──────── GIVEN DATA
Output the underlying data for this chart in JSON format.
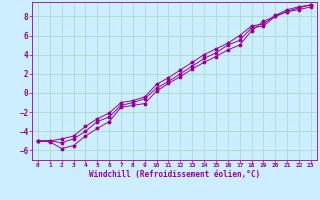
{
  "xlabel": "Windchill (Refroidissement éolien,°C)",
  "ylabel": "",
  "background_color": "#cceeff",
  "grid_color": "#aaddcc",
  "line_color": "#990099",
  "xlim": [
    -0.5,
    23.5
  ],
  "ylim": [
    -7,
    9.5
  ],
  "x_ticks": [
    0,
    1,
    2,
    3,
    4,
    5,
    6,
    7,
    8,
    9,
    10,
    11,
    12,
    13,
    14,
    15,
    16,
    17,
    18,
    19,
    20,
    21,
    22,
    23
  ],
  "y_ticks": [
    -6,
    -4,
    -2,
    0,
    2,
    4,
    6,
    8
  ],
  "line1_x": [
    0,
    1,
    2,
    3,
    4,
    5,
    6,
    7,
    8,
    9,
    10,
    11,
    12,
    13,
    14,
    15,
    16,
    17,
    18,
    19,
    20,
    21,
    22,
    23
  ],
  "line1_y": [
    -5.0,
    -5.1,
    -5.8,
    -5.5,
    -4.5,
    -3.7,
    -3.0,
    -1.5,
    -1.3,
    -1.1,
    0.2,
    1.0,
    1.7,
    2.5,
    3.2,
    3.8,
    4.5,
    5.0,
    6.5,
    7.5,
    8.0,
    8.5,
    8.7,
    9.0
  ],
  "line2_x": [
    0,
    1,
    2,
    3,
    4,
    5,
    6,
    7,
    8,
    9,
    10,
    11,
    12,
    13,
    14,
    15,
    16,
    17,
    18,
    19,
    20,
    21,
    22,
    23
  ],
  "line2_y": [
    -5.0,
    -5.0,
    -5.2,
    -4.8,
    -4.0,
    -3.0,
    -2.5,
    -1.3,
    -1.0,
    -0.6,
    0.5,
    1.2,
    2.0,
    2.8,
    3.6,
    4.2,
    5.0,
    5.5,
    6.8,
    7.0,
    8.0,
    8.5,
    8.9,
    9.2
  ],
  "line3_x": [
    0,
    1,
    2,
    3,
    4,
    5,
    6,
    7,
    8,
    9,
    10,
    11,
    12,
    13,
    14,
    15,
    16,
    17,
    18,
    19,
    20,
    21,
    22,
    23
  ],
  "line3_y": [
    -5.0,
    -5.0,
    -4.8,
    -4.5,
    -3.5,
    -2.7,
    -2.1,
    -1.0,
    -0.8,
    -0.4,
    0.9,
    1.6,
    2.4,
    3.2,
    4.0,
    4.6,
    5.2,
    6.0,
    7.0,
    7.2,
    8.1,
    8.7,
    9.0,
    9.2
  ],
  "figsize": [
    3.2,
    2.0
  ],
  "dpi": 100
}
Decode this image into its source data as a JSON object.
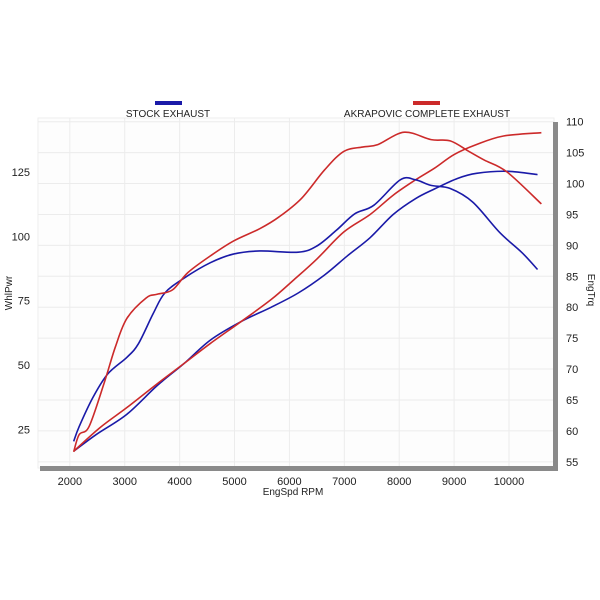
{
  "chart_data": {
    "type": "line",
    "legend": [
      {
        "name": "STOCK EXHAUST",
        "color": "#1a1aa8"
      },
      {
        "name": "AKRAPOVIC COMPLETE EXHAUST",
        "color": "#cc2a2a"
      }
    ],
    "legend_placement": "top",
    "xlabel": "EngSpd  RPM",
    "ylabel_left": "WhlPwr",
    "ylabel_right": "EngTrq",
    "xlim": [
      1420,
      10820
    ],
    "ylim_left": [
      10,
      146
    ],
    "ylim_right": [
      54,
      110.6
    ],
    "x_ticks": [
      2000,
      3000,
      4000,
      5000,
      6000,
      7000,
      8000,
      9000,
      10000
    ],
    "y_ticks_left": [
      25,
      50,
      75,
      100,
      125
    ],
    "y_ticks_right": [
      55,
      60,
      65,
      70,
      75,
      80,
      85,
      90,
      95,
      100,
      105,
      110
    ],
    "grid": true,
    "series": [
      {
        "name": "Stock WhlPwr",
        "axis": "left",
        "color": "#1a1aa8",
        "x": [
          2070,
          2480,
          3040,
          3590,
          4080,
          4560,
          5120,
          5670,
          6160,
          6640,
          7060,
          7470,
          7890,
          8300,
          8650,
          9060,
          9410,
          9960,
          10520
        ],
        "y": [
          16.5,
          23,
          30.9,
          42,
          50.6,
          59.7,
          66.9,
          72.5,
          78,
          85,
          92.5,
          99.5,
          108.5,
          114.7,
          118.5,
          122.5,
          124.5,
          125.3,
          124
        ]
      },
      {
        "name": "Akrapovic WhlPwr",
        "axis": "left",
        "color": "#cc2a2a",
        "x": [
          2070,
          2550,
          3040,
          3590,
          4080,
          4560,
          5120,
          5670,
          6090,
          6500,
          6990,
          7470,
          7890,
          8300,
          8650,
          9000,
          9410,
          9900,
          10590
        ],
        "y": [
          16.5,
          25.7,
          33.5,
          42.7,
          50.6,
          58.4,
          66.9,
          75.5,
          83.3,
          91.2,
          101.7,
          108.5,
          116,
          122,
          126.6,
          131.8,
          135.7,
          139,
          140.3
        ]
      },
      {
        "name": "Stock EngTrq",
        "axis": "right",
        "color": "#1a1aa8",
        "x": [
          2070,
          2170,
          2420,
          2690,
          3040,
          3250,
          3520,
          3730,
          4080,
          4560,
          4980,
          5460,
          6160,
          6500,
          6850,
          7190,
          7540,
          8020,
          8300,
          8580,
          8930,
          9340,
          9830,
          10240,
          10520
        ],
        "y": [
          58.3,
          60.7,
          65.4,
          69.2,
          71.9,
          74.1,
          79,
          82.3,
          84.7,
          87.2,
          88.6,
          89.1,
          88.9,
          89.9,
          92.4,
          95.1,
          96.5,
          100.6,
          100.6,
          99.7,
          99.2,
          97,
          92.1,
          88.8,
          86.1
        ]
      },
      {
        "name": "Akrapovic EngTrq",
        "axis": "right",
        "color": "#cc2a2a",
        "x": [
          2070,
          2170,
          2350,
          2620,
          2830,
          3040,
          3390,
          3590,
          3870,
          4150,
          4560,
          4980,
          5460,
          5810,
          6220,
          6640,
          6990,
          7330,
          7610,
          8090,
          8580,
          8930,
          9270,
          9550,
          9960,
          10590
        ],
        "y": [
          56.6,
          59.4,
          60.7,
          67.6,
          73.6,
          78.2,
          81.5,
          82.1,
          82.8,
          85.6,
          88.3,
          90.7,
          92.7,
          94.6,
          97.6,
          102.2,
          105.2,
          105.9,
          106.3,
          108.3,
          107.1,
          106.9,
          105.2,
          103.8,
          101.9,
          96.7
        ]
      }
    ]
  }
}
────────────────
REQUIREMENT: Reproduce each line of the material containing the word "xlabel".

EXPECTED ANSWER:
  "xlabel": "Windchill (Refroidissement éolien,°C)",
    "xlabel": "EngSpd  RPM",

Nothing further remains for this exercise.